*PASSAGE PROVIDED:*
Entity Type Key Fields Primary Source
service latency, throughput, queue depth, error rate Prometheus, Generic Serving
deployment replicas (current/available/desired), resource utilization Kubernetes
gpu utilization, memory, temperature, ECC errors dcgm-exporter
node CPU, memory, GPU count, health state Kubernetes, Slurm
job job state, assigned GPUs, utilization Slurm, Kubernetes
queue pending/active jobs, queue depth Slurm
model_revision version, serving state, rollout phase Kubernetes, Custom
scheduler_domain domain type (k8s/slurm), capacity Runtime adapters
tenant_scope namespace/partition, quota, usage Kubernetes, Slurm
experiment_tracker run state, metrics, artifacts MLflow, W&B (future)
data_pipeline_stage stage state, throughput, lag Custom (future)
config_snapshot config hash, drift detection Custom (future)

Scheduler Domains

Value Infrastructure
kubernetes K8s clusters
slurm Slurm HPC clusters
cloud_managed Cloud ML platforms
standalone Bare-metal or VM deployments

Health States

State Meaning Policy Effect
healthy Operating normally No action needed
warning Early degradation signals Monitor more closely
degraded Performance impacted Recommend corrective action
critical Immediate attention required Urgent recommendation (high priority)
unknown Insufficient data Lower confidence score

State Fragments

Adapters don't create full entities directly — they emit state fragments that get merged by the State Bus:

StateFragment(
    source_type="prometheus",
    entity_type=EntityType.SERVICE,
    entity_id="inference-api",
    observed_at=datetime.utcnow(),
    fields={"latency_p95_ms": 142.0, "queue_depth": 46},
    labels={"namespace": "prod", "cluster": "us-east-1"},
)

The State Bus:

  1. Creates new entities from the first fragment for an entity_id
  2. Merges subsequent fragments (newer data wins)
  3. Rejects stale fragments (older than the current entity)
  4. Tracks freshness per entity

*DATASET:*
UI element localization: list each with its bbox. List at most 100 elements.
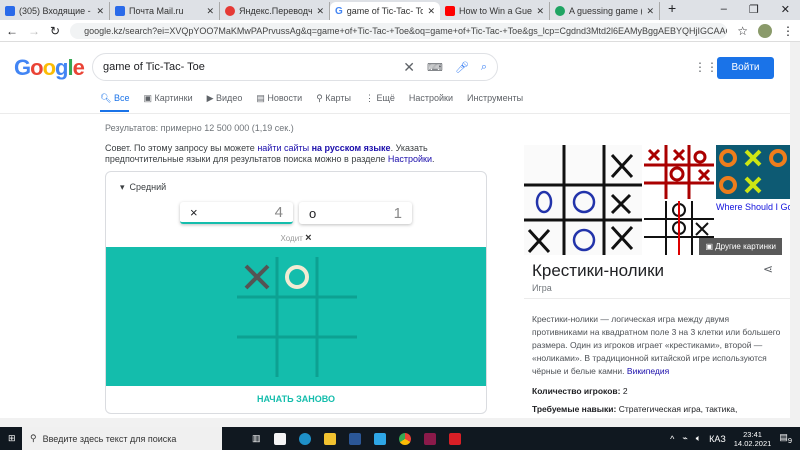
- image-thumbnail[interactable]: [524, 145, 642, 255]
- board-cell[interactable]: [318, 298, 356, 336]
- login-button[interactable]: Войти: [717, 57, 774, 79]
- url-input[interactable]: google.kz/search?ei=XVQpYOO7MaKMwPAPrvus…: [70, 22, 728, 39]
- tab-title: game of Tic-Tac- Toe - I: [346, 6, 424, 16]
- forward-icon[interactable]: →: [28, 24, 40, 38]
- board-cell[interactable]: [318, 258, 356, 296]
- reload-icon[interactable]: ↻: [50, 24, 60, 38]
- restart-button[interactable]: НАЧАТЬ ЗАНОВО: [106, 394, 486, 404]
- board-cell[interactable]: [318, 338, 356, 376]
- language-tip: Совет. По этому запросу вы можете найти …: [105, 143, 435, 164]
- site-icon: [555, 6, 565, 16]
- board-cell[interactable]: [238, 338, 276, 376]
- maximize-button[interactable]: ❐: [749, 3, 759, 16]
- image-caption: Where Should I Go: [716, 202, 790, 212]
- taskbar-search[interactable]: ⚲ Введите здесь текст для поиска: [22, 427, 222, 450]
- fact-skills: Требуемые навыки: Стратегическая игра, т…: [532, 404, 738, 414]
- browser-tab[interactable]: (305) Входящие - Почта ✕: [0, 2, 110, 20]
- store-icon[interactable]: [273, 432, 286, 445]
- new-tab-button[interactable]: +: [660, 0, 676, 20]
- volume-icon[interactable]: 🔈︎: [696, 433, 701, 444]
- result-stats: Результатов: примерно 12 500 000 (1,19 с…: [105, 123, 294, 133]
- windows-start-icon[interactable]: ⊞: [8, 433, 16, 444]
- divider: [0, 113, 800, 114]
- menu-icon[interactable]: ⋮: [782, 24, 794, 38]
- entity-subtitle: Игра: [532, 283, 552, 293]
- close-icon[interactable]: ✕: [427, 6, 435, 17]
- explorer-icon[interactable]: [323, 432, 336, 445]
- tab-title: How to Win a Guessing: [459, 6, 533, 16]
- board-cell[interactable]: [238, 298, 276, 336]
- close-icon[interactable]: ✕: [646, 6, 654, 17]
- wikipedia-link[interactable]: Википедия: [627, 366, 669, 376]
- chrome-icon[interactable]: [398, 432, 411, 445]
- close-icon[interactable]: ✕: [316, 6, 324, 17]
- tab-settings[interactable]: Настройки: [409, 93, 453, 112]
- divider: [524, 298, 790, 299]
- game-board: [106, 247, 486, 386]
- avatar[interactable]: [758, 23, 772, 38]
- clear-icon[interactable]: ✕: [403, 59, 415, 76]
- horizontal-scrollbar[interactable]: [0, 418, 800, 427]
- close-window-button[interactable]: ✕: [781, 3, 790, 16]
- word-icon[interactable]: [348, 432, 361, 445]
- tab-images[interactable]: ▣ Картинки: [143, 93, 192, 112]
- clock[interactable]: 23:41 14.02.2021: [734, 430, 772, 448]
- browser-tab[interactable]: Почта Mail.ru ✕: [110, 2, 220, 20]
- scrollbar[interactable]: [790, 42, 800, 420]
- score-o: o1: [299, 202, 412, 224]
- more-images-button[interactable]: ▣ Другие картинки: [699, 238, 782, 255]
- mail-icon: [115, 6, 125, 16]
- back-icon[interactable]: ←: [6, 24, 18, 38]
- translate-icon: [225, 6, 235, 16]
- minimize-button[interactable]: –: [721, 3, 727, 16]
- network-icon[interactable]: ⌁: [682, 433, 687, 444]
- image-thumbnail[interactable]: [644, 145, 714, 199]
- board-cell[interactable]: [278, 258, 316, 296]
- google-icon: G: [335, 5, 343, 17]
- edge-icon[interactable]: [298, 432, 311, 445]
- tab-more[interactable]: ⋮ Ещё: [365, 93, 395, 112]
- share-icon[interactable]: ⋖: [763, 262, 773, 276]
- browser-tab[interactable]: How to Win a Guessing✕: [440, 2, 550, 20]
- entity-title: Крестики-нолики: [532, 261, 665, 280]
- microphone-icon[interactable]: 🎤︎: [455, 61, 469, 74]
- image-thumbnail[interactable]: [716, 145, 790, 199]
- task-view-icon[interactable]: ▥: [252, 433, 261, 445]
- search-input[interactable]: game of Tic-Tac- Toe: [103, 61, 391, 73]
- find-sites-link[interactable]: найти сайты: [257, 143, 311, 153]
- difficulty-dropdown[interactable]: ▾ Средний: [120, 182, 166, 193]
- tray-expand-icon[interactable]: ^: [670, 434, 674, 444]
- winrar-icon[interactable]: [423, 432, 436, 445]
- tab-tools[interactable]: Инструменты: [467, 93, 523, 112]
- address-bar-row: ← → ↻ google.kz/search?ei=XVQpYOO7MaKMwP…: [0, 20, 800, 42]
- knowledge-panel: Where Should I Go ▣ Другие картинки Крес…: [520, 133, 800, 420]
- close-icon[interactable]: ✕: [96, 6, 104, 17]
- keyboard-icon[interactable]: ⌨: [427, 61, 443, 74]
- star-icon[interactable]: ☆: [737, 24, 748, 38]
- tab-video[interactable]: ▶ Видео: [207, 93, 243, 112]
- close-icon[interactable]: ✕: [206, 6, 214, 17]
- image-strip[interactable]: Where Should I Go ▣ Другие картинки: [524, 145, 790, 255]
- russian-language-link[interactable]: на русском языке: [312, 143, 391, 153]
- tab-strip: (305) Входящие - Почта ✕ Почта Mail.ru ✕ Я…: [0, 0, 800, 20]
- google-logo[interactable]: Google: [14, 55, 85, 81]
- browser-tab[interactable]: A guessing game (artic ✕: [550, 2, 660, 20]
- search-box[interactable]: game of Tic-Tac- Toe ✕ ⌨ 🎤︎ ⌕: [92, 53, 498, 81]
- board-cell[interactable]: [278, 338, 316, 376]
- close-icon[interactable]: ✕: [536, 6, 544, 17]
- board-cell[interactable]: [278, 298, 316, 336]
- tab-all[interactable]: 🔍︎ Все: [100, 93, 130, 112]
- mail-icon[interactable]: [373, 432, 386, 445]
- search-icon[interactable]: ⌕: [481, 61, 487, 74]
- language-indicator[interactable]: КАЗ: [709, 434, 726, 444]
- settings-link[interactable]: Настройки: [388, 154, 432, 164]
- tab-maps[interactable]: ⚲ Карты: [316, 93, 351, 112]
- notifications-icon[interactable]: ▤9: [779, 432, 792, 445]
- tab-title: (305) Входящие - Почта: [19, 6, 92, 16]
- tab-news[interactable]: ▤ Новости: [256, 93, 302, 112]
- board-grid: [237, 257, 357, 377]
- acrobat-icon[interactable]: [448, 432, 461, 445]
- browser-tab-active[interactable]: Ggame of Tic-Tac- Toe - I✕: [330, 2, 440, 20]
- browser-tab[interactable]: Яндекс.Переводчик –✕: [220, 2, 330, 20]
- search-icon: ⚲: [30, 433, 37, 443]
==
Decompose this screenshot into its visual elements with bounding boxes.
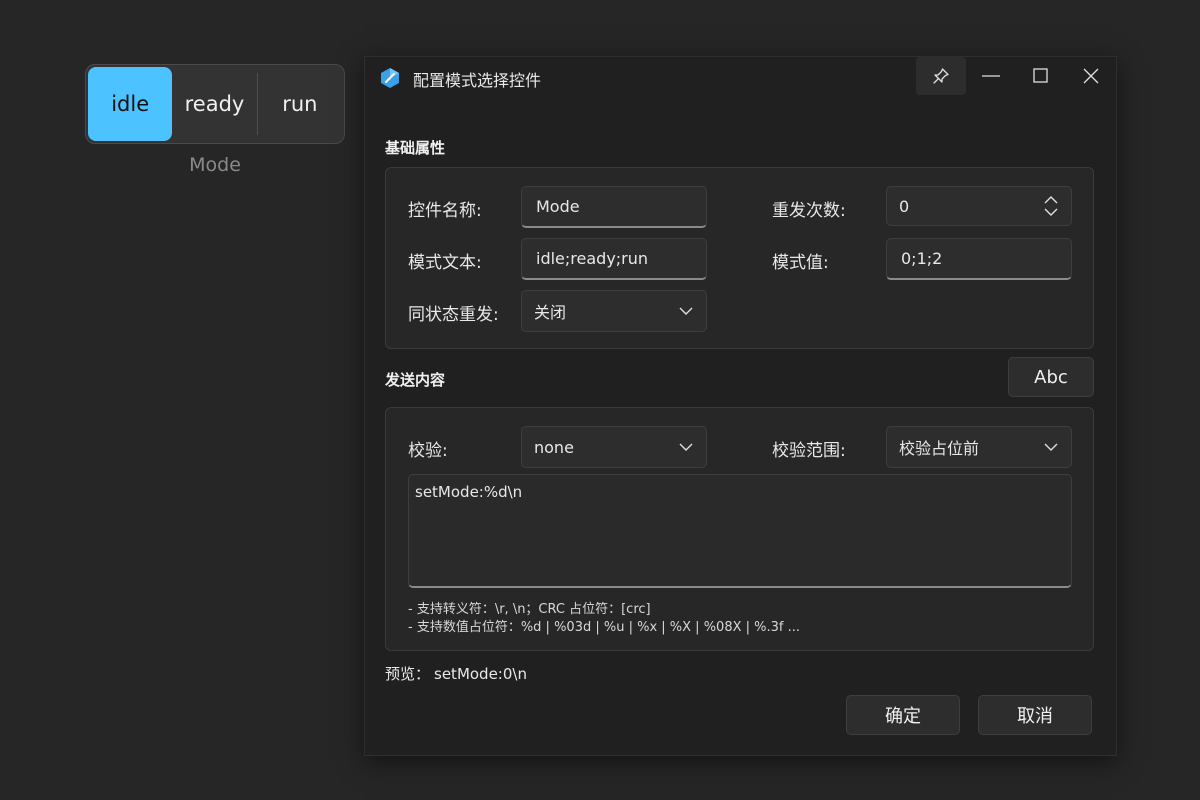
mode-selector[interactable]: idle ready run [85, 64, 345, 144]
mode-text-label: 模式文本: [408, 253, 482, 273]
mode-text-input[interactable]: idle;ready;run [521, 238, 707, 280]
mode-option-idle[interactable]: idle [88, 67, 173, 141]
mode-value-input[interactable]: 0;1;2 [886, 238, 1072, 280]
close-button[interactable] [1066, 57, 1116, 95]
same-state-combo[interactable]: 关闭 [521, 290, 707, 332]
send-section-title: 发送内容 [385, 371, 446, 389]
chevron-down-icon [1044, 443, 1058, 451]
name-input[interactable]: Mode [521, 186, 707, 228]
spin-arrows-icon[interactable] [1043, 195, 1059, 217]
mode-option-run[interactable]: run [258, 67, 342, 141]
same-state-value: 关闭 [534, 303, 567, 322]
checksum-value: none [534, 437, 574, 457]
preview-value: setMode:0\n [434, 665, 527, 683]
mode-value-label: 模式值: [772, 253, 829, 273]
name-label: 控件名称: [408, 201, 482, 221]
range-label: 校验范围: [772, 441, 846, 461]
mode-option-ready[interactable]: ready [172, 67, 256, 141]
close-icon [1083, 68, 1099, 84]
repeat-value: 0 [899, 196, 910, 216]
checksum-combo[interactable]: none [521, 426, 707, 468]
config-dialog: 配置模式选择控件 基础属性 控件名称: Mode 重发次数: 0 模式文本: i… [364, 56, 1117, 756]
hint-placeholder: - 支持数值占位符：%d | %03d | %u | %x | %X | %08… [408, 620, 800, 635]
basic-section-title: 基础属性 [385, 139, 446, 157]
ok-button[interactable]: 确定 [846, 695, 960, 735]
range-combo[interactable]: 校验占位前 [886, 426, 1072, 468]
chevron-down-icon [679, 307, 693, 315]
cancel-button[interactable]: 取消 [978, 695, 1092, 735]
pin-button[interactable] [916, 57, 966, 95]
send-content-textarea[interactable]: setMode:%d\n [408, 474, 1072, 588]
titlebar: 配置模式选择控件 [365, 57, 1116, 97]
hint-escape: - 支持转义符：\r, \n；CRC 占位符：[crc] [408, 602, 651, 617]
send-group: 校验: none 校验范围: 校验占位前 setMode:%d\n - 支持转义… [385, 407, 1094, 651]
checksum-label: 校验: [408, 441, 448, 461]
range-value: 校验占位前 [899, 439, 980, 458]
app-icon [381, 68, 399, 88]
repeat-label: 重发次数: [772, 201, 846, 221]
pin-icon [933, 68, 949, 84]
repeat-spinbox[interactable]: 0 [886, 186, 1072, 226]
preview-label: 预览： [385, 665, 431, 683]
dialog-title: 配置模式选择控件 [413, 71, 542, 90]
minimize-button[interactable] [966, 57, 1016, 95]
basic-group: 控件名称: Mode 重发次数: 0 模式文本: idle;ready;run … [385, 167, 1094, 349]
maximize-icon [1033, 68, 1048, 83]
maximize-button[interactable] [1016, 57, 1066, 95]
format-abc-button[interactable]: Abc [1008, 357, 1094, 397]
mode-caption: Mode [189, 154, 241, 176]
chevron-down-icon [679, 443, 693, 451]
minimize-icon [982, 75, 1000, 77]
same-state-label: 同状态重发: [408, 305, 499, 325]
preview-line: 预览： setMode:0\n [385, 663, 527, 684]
* * *
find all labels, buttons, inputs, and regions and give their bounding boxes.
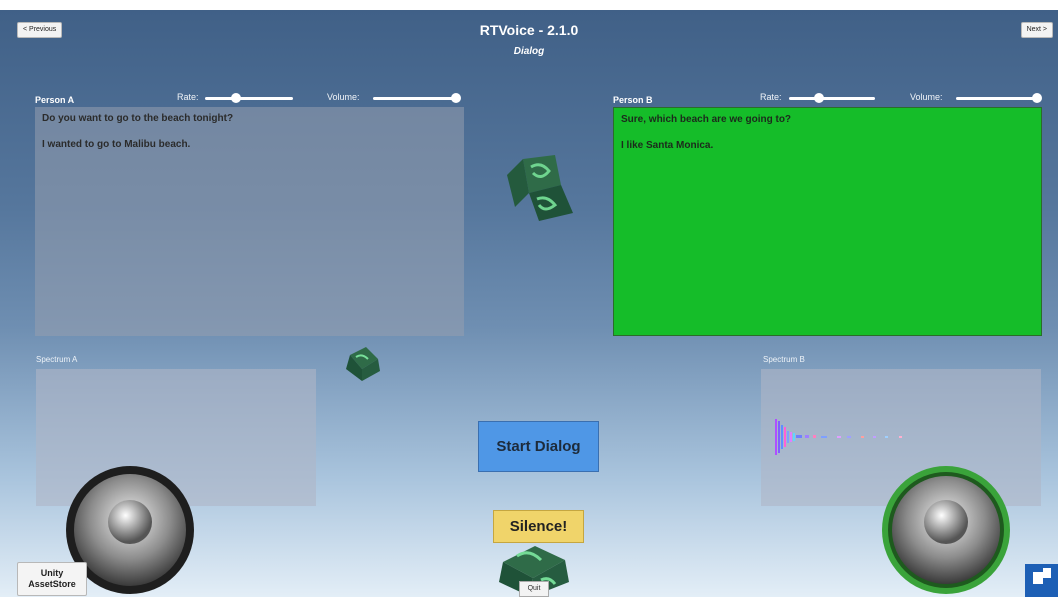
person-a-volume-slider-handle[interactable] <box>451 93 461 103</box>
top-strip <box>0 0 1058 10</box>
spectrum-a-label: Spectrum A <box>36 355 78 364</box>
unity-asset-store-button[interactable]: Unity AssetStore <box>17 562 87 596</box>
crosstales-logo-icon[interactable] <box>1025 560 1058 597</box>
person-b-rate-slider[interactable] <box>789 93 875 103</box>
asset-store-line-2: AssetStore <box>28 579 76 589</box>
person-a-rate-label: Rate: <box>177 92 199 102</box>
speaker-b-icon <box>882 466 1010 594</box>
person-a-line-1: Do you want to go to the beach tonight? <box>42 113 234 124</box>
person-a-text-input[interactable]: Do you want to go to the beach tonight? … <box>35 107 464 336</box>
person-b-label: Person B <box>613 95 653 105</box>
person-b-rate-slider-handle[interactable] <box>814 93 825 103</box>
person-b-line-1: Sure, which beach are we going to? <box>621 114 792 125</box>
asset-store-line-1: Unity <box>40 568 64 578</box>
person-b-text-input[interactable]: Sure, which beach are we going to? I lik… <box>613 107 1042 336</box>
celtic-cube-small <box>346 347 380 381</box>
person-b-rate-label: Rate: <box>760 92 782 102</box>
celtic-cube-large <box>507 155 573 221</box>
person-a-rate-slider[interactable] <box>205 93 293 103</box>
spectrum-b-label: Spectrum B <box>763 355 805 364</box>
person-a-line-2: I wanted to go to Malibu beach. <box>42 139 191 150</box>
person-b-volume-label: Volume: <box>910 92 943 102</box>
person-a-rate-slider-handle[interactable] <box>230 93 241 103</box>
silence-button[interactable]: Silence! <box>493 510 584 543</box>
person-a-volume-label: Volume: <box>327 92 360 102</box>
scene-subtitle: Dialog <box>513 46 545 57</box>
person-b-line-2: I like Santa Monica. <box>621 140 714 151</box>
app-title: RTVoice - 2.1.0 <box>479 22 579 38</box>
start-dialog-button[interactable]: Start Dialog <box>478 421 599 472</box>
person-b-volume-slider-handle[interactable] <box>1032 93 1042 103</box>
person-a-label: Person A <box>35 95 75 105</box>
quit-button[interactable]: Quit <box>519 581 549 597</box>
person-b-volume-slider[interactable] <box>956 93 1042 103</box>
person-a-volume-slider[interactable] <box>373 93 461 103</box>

*YOUR TASKS:*
a. List every health state named in the entity and health-state reference.
b. In the entity and health-state reference, what does the State Bus do with fragments older than the current entity?

*ANSWERS TO THE EXERCISE:*
a. healthy, warning, degraded, critical, unknown

b. It rejects them as stale.